Records from a collection

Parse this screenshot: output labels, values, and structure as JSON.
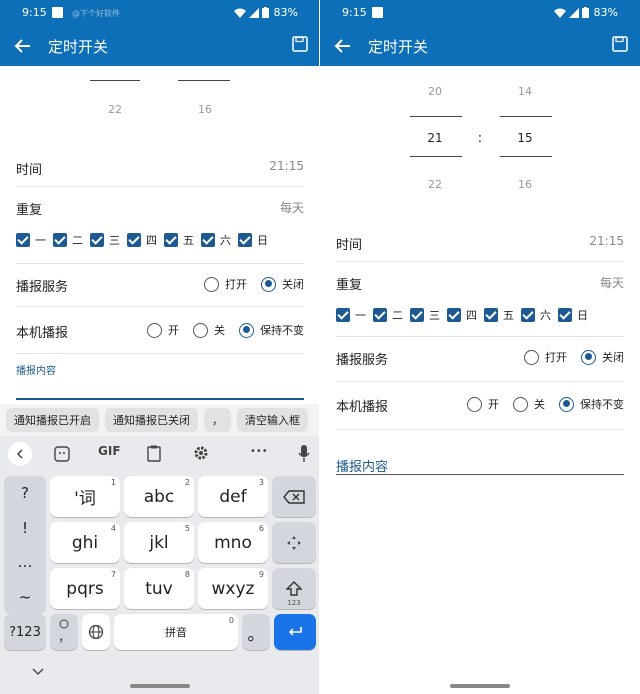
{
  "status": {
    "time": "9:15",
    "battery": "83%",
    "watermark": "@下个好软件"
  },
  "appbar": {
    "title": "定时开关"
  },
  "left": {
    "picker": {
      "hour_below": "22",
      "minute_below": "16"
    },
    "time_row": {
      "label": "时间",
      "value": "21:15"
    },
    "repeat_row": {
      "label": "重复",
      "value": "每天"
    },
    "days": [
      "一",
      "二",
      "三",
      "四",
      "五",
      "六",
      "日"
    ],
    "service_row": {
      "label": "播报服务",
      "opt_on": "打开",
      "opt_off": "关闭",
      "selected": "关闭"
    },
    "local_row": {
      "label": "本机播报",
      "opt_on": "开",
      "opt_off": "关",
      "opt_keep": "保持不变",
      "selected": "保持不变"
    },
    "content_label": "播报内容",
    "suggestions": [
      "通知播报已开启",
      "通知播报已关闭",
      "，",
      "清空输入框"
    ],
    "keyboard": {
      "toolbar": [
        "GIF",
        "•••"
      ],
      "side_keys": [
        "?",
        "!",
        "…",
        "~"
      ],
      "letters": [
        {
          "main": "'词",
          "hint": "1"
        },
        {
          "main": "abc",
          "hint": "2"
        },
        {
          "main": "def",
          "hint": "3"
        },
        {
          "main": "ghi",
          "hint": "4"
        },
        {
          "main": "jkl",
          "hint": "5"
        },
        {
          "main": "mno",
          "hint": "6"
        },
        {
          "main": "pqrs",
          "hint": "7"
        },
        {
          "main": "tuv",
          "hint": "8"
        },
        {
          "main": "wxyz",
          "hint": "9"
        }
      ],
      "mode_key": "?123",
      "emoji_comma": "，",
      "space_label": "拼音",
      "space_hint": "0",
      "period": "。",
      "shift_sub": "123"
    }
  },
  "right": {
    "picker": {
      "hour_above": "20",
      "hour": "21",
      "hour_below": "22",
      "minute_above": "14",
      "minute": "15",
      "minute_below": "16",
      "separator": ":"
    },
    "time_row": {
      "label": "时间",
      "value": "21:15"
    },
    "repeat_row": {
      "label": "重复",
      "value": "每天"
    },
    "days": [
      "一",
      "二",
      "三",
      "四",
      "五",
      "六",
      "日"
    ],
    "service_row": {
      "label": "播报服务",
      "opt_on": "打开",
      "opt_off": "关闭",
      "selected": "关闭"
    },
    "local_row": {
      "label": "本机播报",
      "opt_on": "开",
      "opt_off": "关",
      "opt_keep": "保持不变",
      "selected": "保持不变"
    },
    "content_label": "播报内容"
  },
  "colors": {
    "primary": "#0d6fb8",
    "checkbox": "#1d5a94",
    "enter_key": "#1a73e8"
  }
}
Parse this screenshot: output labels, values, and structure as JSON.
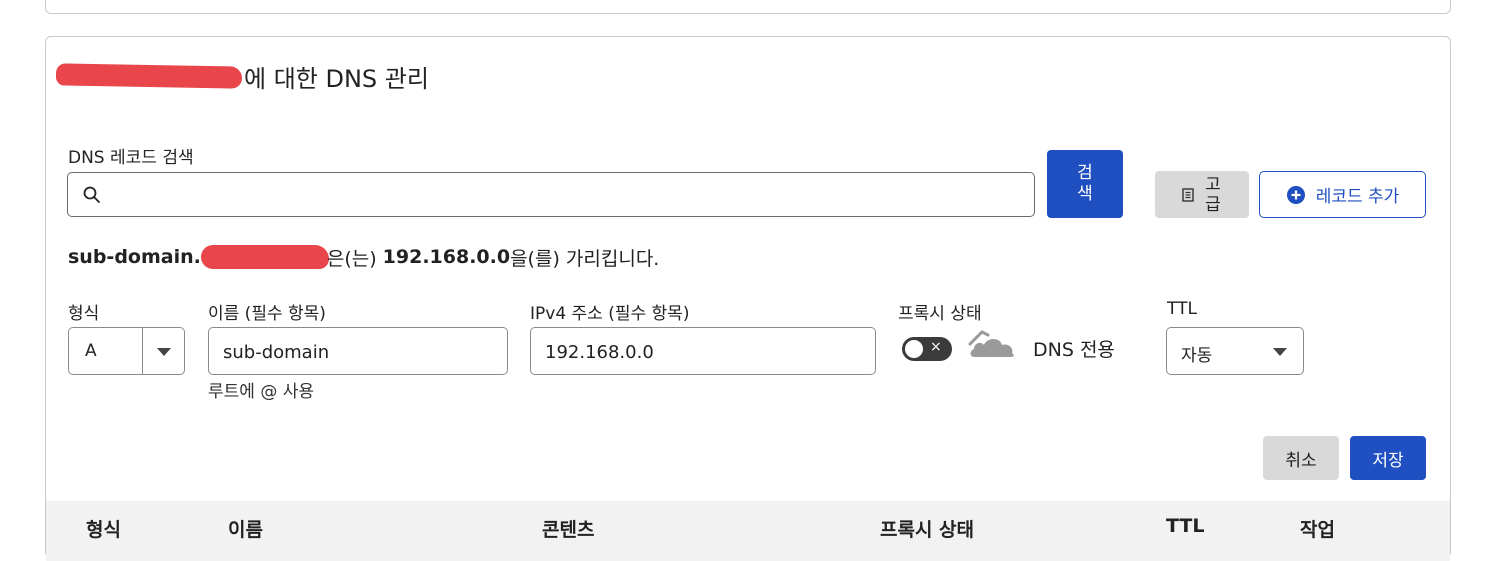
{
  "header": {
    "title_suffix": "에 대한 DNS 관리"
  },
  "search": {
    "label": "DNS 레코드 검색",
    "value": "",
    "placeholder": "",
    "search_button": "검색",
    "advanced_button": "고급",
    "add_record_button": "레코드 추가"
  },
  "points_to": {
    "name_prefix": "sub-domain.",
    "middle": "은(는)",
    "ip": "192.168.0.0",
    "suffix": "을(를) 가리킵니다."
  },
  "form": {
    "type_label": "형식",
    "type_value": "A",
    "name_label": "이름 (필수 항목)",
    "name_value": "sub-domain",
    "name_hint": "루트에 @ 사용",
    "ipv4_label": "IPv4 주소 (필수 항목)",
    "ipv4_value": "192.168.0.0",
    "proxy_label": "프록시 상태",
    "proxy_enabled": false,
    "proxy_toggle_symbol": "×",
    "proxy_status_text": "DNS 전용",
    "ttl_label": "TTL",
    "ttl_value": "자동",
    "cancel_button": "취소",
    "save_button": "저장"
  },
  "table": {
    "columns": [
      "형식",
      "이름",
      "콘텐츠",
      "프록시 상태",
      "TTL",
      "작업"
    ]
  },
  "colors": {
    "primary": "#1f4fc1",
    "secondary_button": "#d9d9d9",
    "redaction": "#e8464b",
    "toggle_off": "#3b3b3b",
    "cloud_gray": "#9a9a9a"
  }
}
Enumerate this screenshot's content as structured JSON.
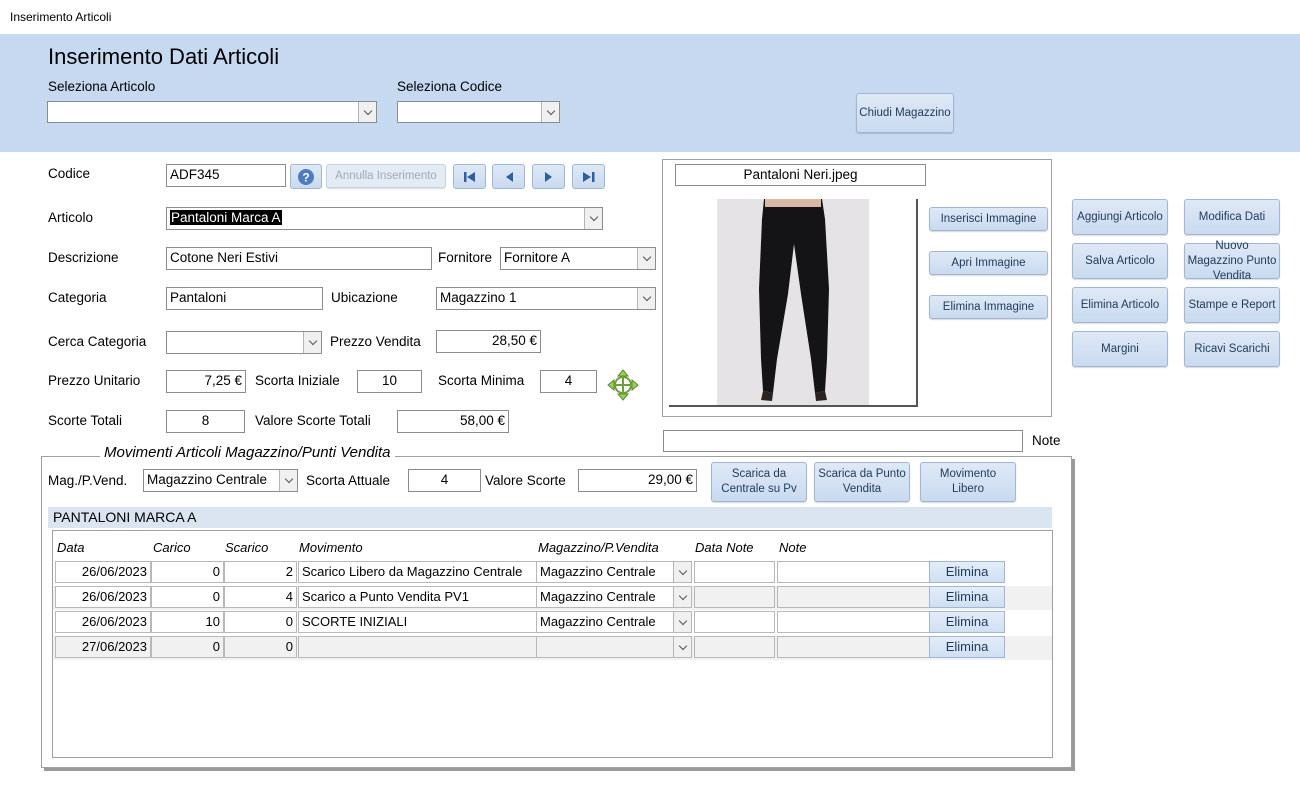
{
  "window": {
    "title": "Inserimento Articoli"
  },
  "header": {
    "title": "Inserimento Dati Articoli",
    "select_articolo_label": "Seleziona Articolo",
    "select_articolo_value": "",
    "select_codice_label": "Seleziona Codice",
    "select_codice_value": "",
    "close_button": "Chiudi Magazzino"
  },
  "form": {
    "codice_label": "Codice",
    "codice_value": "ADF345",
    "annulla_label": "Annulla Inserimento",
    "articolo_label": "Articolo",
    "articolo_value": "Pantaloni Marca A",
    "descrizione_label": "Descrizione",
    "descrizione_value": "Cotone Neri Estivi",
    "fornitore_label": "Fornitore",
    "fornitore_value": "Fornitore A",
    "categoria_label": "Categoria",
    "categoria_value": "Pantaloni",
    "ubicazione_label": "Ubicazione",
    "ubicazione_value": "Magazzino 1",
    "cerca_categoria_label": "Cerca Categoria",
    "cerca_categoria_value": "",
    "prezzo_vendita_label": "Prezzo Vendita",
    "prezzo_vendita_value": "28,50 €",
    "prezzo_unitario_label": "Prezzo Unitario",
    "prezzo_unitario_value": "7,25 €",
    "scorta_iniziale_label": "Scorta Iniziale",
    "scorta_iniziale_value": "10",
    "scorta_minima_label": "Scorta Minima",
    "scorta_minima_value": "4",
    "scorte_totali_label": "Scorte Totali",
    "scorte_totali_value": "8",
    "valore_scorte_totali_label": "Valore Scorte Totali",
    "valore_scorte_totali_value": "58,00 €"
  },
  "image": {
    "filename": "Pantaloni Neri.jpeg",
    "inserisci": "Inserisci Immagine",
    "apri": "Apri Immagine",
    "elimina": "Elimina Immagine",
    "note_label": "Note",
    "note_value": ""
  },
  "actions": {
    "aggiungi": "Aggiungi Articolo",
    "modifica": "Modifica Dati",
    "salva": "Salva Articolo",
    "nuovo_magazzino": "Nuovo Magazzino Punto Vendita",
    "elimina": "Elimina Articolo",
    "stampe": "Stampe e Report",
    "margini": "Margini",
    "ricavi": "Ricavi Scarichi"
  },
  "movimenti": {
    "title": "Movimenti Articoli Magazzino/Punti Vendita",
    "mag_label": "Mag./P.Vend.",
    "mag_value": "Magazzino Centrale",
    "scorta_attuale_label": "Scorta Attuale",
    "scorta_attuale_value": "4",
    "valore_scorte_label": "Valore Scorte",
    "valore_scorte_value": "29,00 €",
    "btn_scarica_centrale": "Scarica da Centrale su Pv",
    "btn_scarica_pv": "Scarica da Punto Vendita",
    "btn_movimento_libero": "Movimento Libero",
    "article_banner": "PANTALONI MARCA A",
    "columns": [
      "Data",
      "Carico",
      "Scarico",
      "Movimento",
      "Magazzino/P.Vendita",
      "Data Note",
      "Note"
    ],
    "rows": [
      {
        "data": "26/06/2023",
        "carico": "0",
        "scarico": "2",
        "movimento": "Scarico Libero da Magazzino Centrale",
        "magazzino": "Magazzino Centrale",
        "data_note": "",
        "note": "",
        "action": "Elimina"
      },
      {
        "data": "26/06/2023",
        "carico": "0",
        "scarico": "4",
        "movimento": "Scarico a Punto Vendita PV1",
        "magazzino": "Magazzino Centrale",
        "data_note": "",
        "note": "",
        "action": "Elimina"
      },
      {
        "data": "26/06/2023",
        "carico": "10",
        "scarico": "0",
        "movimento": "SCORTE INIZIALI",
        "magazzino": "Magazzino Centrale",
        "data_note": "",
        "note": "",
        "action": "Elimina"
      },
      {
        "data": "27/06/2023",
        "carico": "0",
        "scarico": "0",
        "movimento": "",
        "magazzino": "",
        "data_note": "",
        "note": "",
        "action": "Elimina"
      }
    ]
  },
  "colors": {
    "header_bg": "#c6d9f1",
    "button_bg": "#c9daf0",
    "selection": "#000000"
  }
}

--- Written instruction ---
Gather every line from the listing above in which "Punto" appears, and copy those lines.

--- Solution to the exercise ---
    "nuovo_magazzino": "Nuovo Magazzino Punto Vendita",
    "btn_scarica_pv": "Scarica da Punto Vendita",
        "movimento": "Scarico a Punto Vendita PV1",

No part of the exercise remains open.